Records from a data source
------------------------
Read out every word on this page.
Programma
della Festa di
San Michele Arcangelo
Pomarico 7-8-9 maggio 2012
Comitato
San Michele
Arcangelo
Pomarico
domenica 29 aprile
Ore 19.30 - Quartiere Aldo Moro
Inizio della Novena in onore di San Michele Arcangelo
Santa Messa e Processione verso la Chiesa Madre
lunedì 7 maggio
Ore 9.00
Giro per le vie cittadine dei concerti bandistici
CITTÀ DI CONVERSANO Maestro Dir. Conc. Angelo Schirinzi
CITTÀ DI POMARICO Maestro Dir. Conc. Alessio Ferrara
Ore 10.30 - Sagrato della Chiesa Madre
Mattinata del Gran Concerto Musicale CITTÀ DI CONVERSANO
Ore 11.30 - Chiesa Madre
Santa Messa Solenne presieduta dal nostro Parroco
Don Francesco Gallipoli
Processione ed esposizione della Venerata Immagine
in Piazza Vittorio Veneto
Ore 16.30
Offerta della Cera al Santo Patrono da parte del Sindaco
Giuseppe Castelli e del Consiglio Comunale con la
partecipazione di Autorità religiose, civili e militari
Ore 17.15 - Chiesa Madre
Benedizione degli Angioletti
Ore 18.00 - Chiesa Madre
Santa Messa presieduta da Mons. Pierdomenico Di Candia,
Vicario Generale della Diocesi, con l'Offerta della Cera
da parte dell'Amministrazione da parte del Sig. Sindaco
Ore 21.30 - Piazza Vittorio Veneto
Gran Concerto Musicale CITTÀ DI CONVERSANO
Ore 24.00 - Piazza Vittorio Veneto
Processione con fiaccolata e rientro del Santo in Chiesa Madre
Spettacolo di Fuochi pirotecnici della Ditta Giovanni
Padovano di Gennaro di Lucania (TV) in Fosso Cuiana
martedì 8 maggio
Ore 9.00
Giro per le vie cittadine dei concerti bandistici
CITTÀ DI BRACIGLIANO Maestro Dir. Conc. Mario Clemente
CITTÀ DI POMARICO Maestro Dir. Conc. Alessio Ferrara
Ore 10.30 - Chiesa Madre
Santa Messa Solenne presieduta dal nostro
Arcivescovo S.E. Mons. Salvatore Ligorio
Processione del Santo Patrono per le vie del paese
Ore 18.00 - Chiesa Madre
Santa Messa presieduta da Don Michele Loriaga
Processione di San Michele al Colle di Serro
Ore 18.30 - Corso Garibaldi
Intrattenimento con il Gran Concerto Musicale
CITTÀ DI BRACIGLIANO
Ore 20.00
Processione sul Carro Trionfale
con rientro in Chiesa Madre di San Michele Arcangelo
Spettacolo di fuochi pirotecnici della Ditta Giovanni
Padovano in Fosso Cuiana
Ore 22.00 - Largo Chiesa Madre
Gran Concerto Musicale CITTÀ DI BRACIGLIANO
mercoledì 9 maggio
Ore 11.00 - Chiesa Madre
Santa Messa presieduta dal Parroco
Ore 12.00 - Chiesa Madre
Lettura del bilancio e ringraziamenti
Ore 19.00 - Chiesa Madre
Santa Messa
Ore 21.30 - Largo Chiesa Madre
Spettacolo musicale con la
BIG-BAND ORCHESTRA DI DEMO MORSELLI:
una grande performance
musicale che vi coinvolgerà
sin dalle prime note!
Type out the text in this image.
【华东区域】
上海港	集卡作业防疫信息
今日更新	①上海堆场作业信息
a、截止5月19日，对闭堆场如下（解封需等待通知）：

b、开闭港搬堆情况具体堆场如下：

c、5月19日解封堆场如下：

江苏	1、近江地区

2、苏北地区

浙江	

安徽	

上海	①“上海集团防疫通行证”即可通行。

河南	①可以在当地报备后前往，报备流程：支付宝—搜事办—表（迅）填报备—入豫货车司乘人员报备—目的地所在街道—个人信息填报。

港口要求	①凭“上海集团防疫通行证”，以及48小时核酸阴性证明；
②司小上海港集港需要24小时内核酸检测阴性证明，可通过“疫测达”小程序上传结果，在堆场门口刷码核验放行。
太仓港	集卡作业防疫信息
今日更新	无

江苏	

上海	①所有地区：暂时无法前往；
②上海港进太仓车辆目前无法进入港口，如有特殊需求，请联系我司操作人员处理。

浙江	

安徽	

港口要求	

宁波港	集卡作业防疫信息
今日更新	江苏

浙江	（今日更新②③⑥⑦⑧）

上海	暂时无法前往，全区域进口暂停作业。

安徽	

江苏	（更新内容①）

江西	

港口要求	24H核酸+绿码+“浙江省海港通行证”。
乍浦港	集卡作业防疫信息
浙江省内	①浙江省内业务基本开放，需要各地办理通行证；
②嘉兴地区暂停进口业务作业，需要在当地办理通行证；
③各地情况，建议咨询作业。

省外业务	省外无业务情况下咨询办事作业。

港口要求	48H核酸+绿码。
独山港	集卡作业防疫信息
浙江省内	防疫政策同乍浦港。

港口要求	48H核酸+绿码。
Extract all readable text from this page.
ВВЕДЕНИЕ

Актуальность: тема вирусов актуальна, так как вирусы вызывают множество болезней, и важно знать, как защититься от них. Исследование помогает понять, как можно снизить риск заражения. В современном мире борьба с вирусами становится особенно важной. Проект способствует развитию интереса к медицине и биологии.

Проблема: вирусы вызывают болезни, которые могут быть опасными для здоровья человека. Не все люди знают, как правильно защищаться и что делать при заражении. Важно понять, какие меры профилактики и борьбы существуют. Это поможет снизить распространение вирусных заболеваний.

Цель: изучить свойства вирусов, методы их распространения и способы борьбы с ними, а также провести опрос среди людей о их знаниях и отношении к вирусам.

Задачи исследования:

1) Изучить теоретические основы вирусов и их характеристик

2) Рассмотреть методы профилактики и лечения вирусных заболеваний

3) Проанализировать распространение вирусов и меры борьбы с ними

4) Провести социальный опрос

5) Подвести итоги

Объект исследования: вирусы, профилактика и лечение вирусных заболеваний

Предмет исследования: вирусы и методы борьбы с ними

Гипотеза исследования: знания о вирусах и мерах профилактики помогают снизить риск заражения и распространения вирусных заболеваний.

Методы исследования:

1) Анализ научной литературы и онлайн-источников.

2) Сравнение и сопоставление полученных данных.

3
------------------------
(Task directions)
From the material, report only how many lines include the word "nostro".

(Exercise answer)
2